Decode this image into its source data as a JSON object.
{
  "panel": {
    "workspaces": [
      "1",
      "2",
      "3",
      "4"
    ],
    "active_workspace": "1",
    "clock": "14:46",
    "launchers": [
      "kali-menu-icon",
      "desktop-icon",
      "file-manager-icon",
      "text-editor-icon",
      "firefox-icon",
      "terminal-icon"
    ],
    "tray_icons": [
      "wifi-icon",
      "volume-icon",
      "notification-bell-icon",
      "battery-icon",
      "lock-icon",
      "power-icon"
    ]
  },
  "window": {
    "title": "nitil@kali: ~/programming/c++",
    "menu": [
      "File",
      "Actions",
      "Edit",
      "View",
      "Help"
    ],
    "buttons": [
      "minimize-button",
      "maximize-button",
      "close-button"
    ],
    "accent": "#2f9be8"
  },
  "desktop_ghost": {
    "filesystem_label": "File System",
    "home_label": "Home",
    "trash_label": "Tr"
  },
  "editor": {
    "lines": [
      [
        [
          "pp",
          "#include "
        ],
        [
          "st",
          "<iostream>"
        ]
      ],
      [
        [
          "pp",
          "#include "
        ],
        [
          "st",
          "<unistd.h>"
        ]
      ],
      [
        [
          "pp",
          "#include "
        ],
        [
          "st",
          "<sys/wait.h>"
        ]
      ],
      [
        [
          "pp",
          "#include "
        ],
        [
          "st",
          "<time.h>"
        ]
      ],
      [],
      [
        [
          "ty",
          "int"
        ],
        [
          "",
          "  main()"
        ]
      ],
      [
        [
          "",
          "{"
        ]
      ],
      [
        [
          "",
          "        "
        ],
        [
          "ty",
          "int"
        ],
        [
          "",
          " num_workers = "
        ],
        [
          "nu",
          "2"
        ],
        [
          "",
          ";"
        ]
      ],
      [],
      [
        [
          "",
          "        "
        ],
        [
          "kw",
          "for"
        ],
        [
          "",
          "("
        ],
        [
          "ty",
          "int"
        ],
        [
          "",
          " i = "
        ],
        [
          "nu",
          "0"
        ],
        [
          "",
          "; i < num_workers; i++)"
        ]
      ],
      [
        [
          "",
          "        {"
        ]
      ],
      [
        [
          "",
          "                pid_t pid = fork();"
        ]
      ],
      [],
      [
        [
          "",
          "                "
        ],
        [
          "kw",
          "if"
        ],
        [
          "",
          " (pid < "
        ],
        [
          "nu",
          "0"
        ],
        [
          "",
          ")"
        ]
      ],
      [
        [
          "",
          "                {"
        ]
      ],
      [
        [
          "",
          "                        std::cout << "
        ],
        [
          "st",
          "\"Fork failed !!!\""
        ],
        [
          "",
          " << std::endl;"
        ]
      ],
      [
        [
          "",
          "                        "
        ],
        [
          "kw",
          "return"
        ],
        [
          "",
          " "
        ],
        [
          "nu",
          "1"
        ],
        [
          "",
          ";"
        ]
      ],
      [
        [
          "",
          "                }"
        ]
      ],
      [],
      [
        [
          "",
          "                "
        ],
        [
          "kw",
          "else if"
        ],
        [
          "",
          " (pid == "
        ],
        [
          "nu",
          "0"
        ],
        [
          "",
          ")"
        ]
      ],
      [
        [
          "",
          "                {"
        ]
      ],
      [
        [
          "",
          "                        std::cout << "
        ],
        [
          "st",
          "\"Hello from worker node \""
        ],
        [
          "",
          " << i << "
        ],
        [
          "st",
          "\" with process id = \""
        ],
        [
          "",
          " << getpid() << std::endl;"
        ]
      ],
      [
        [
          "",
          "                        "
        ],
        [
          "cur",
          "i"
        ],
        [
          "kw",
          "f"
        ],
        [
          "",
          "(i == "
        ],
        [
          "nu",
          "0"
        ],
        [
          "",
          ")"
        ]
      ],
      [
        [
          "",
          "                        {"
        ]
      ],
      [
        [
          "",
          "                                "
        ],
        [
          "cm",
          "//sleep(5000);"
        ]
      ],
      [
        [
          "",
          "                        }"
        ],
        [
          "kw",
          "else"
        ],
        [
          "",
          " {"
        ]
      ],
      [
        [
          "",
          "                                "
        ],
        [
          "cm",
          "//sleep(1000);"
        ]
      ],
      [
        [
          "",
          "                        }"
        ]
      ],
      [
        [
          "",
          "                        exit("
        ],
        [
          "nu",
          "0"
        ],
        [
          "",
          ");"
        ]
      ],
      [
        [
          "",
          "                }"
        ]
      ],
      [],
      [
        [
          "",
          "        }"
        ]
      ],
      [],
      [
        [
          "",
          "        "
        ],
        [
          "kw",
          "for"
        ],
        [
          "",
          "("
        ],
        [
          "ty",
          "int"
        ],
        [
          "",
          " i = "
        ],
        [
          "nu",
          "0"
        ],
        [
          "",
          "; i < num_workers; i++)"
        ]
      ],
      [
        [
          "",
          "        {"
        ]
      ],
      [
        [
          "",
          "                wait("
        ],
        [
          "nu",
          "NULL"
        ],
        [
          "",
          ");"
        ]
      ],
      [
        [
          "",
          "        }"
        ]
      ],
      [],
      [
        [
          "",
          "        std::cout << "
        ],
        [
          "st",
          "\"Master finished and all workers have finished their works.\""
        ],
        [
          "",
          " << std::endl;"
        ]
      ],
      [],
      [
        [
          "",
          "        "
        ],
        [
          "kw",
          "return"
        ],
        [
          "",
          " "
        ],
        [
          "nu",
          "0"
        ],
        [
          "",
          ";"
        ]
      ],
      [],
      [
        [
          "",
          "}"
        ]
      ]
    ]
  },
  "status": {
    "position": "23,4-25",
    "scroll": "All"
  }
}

|---|

**TASK GOAL**
Count up the lines in the listing that hold the word "kali", and give that number only.

**RESULT OF THE TASK**
2